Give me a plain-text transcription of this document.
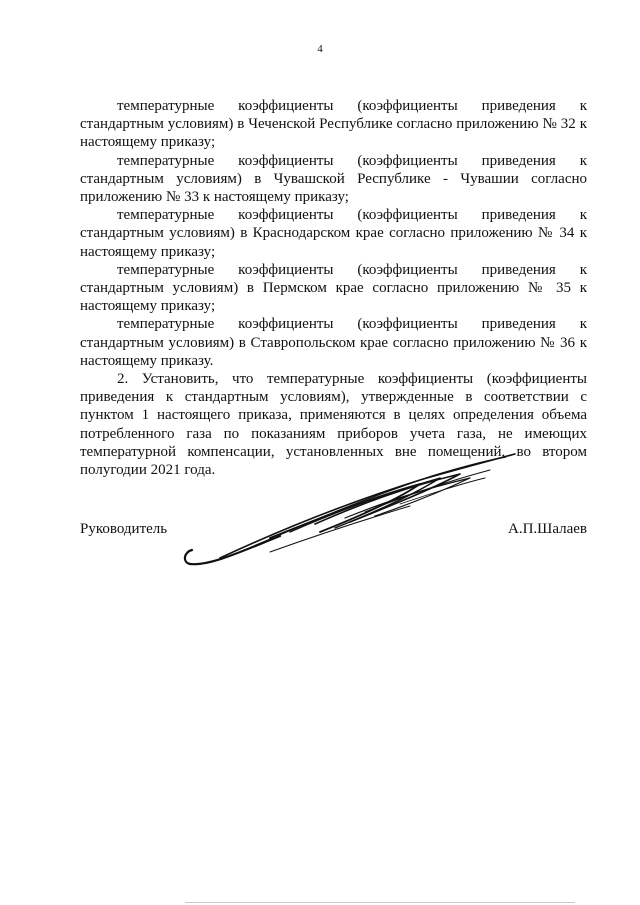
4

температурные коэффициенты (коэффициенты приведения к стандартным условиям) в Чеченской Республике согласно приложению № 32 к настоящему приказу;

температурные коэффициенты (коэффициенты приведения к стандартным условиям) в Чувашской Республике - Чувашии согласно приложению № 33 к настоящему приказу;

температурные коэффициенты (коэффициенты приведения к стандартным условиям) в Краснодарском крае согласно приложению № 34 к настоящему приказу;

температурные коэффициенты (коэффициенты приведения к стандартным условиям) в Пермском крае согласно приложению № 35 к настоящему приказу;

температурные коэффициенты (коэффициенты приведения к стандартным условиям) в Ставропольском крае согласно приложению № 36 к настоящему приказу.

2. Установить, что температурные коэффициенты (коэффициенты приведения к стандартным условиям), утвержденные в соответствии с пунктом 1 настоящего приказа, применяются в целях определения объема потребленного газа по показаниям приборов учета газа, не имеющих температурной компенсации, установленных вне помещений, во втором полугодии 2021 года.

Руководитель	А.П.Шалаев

..........

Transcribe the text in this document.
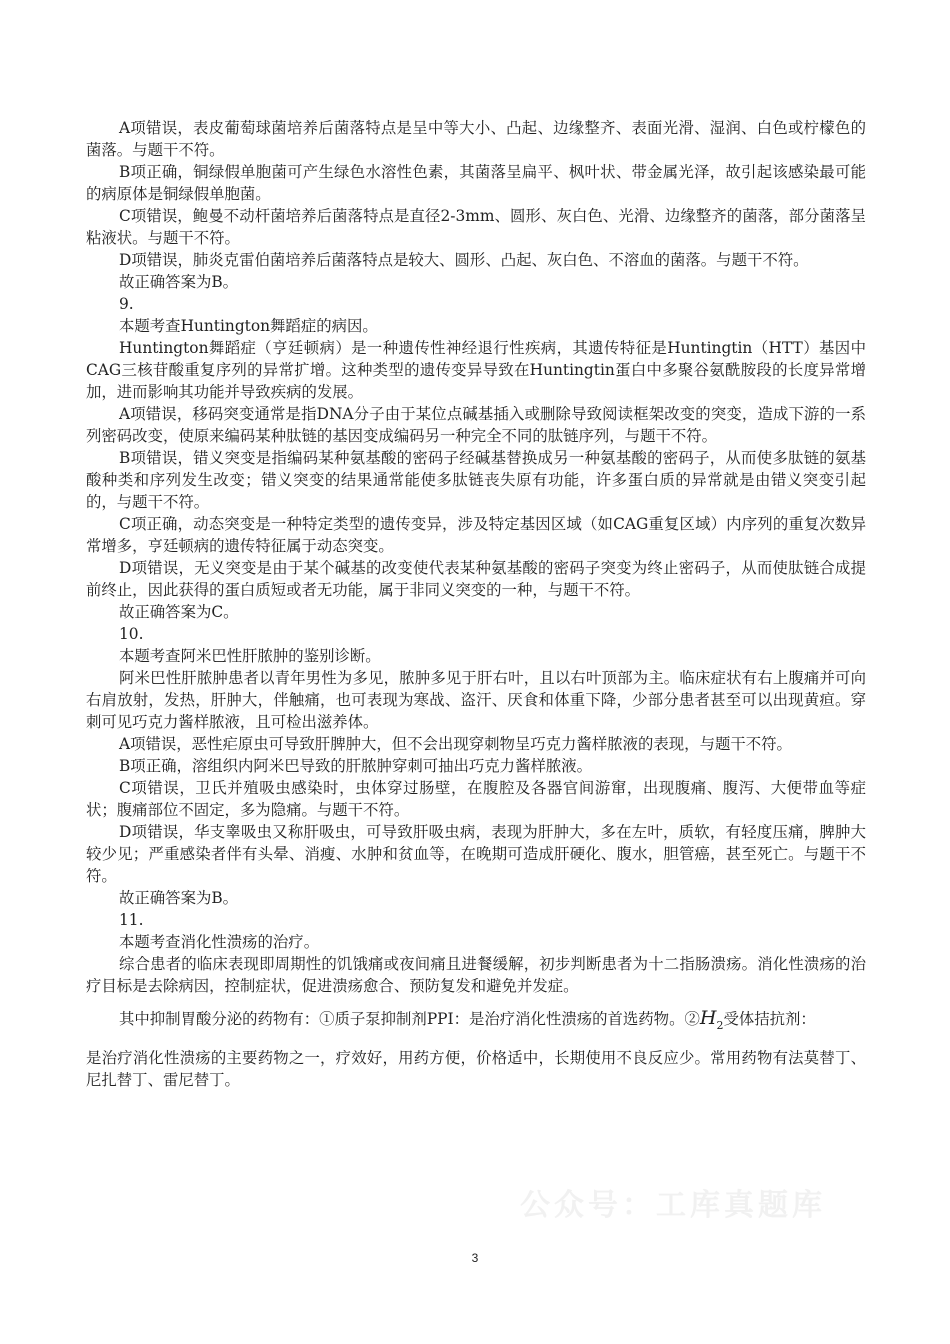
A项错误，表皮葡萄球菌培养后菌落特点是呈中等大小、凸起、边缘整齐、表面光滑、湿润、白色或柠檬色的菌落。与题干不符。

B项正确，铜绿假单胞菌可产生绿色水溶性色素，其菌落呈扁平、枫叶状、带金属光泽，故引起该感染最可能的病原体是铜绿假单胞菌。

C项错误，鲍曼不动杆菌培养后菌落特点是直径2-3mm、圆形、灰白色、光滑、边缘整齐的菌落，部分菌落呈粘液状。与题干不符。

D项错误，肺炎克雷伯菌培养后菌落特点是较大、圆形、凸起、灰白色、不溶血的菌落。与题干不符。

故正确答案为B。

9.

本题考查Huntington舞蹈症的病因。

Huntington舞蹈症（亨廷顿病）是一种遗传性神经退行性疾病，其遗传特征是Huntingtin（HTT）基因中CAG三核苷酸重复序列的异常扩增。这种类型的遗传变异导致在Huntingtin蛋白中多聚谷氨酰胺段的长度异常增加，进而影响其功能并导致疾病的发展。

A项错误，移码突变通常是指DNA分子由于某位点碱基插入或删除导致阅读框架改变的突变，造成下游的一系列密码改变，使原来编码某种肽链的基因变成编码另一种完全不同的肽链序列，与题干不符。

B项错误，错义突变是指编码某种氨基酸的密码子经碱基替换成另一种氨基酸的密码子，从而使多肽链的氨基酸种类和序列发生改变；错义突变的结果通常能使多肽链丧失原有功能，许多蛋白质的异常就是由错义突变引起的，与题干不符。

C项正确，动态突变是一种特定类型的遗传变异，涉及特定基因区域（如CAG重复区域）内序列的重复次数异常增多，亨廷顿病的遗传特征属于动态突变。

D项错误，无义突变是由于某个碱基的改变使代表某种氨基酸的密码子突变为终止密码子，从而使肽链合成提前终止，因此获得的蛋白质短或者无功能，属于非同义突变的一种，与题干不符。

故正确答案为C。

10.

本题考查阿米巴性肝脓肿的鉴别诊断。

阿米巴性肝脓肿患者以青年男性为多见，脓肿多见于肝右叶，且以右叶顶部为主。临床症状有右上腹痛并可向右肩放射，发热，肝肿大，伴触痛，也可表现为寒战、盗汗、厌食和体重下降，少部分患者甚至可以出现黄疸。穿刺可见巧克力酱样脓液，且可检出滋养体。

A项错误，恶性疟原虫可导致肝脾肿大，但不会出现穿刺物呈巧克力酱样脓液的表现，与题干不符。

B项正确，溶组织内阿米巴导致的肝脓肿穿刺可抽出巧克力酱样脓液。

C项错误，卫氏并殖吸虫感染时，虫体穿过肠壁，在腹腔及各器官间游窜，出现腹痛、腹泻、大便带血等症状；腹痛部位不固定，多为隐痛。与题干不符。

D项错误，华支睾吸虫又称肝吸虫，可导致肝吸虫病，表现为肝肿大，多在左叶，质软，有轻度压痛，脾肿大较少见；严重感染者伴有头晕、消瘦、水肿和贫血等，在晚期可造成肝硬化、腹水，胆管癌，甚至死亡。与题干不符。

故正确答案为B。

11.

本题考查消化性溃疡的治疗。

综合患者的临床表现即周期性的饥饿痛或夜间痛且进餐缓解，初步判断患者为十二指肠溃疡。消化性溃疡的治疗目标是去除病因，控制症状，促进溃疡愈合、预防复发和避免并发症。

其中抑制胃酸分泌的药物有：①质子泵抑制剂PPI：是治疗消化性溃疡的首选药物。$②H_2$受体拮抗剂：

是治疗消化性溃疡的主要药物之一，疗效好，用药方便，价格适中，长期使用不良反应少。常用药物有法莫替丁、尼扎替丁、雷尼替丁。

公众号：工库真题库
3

..........

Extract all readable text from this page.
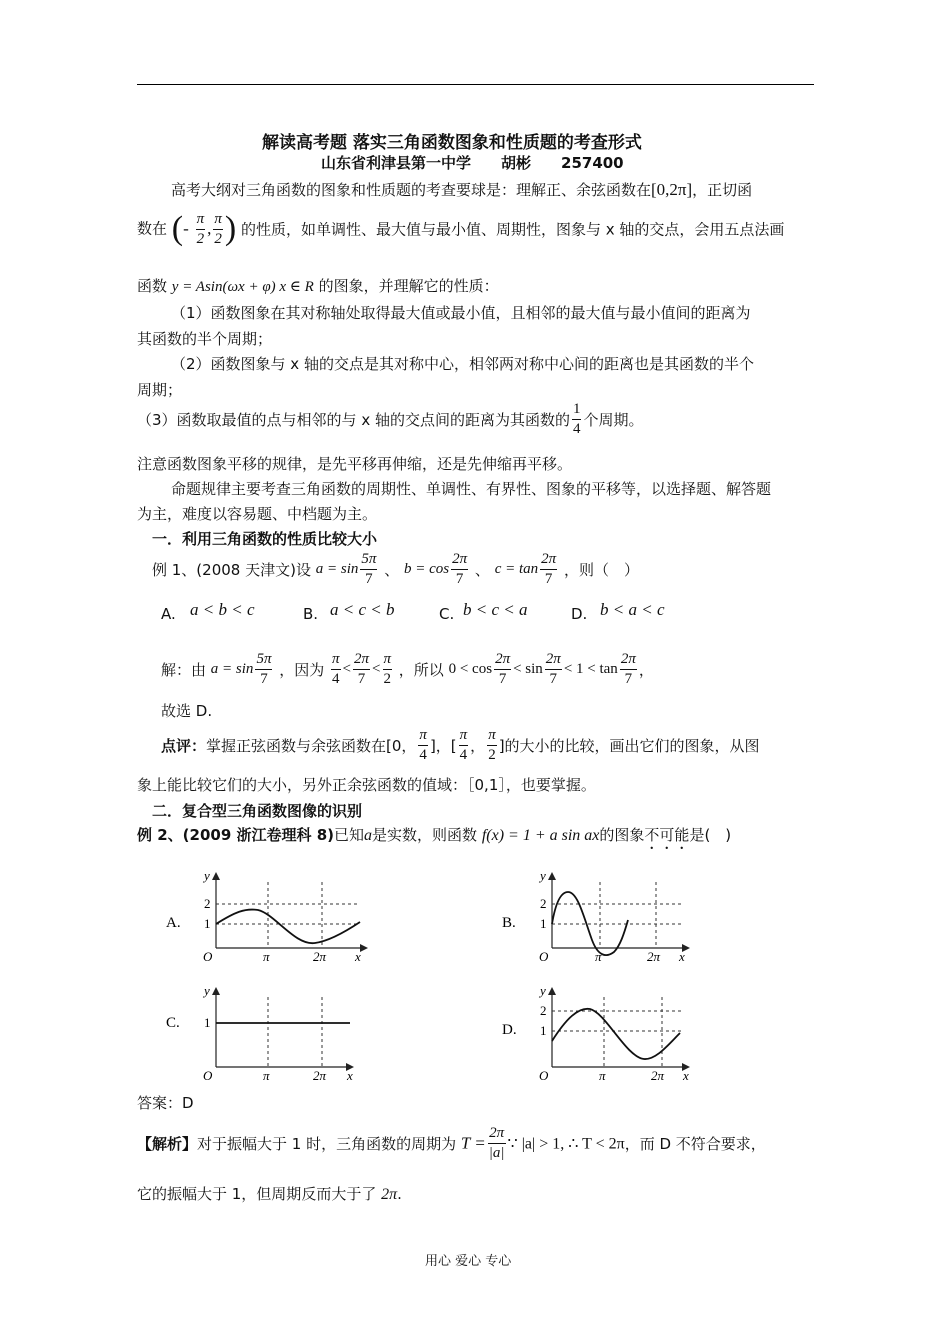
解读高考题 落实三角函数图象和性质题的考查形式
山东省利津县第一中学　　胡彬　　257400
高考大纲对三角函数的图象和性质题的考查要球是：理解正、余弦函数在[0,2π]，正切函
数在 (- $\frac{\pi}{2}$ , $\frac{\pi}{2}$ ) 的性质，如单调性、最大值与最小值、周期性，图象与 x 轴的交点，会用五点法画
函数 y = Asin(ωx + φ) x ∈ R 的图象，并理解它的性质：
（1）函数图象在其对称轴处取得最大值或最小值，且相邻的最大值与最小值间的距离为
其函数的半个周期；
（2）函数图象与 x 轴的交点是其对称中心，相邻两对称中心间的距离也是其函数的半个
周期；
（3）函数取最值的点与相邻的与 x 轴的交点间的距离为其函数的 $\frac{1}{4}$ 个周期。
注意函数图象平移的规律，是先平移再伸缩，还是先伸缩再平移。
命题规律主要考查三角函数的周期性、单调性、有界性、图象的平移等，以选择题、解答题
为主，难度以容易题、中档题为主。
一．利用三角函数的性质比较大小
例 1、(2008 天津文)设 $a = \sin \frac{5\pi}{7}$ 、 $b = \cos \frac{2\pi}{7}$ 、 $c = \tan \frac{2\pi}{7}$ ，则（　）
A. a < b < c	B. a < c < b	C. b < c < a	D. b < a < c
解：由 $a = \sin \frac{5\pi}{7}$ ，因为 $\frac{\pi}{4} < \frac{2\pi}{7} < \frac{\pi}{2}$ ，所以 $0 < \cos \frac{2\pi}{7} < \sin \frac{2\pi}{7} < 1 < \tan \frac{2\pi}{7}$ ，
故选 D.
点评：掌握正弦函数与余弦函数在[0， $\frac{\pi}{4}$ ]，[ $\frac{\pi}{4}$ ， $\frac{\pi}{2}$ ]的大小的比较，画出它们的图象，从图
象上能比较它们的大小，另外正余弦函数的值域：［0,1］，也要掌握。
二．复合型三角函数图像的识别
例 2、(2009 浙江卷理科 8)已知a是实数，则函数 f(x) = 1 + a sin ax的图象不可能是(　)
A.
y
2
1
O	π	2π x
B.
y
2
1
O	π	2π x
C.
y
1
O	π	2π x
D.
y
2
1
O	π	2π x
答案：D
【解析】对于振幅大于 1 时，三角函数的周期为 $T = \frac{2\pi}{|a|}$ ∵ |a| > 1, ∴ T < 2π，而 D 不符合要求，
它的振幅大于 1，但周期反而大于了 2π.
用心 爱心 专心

..........

WHAT IS REQUIRED:
Find every line in the records that contains the word "приказу"; copy those lines.

EXERCISE ANSWER:
температурные коэффициенты (коэффициенты приведения к стандартным условиям) в Чеченской Республике согласно приложению № 32 к настоящему приказу;
температурные коэффициенты (коэффициенты приведения к стандартным условиям) в Чувашской Республике - Чувашии согласно приложению № 33 к настоящему приказу;
температурные коэффициенты (коэффициенты приведения к стандартным условиям) в Краснодарском крае согласно приложению № 34 к настоящему приказу;
температурные коэффициенты (коэффициенты приведения к стандартным условиям) в Пермском крае согласно приложению № 35 к настоящему приказу;
температурные коэффициенты (коэффициенты приведения к стандартным условиям) в Ставропольском крае согласно приложению № 36 к настоящему приказу.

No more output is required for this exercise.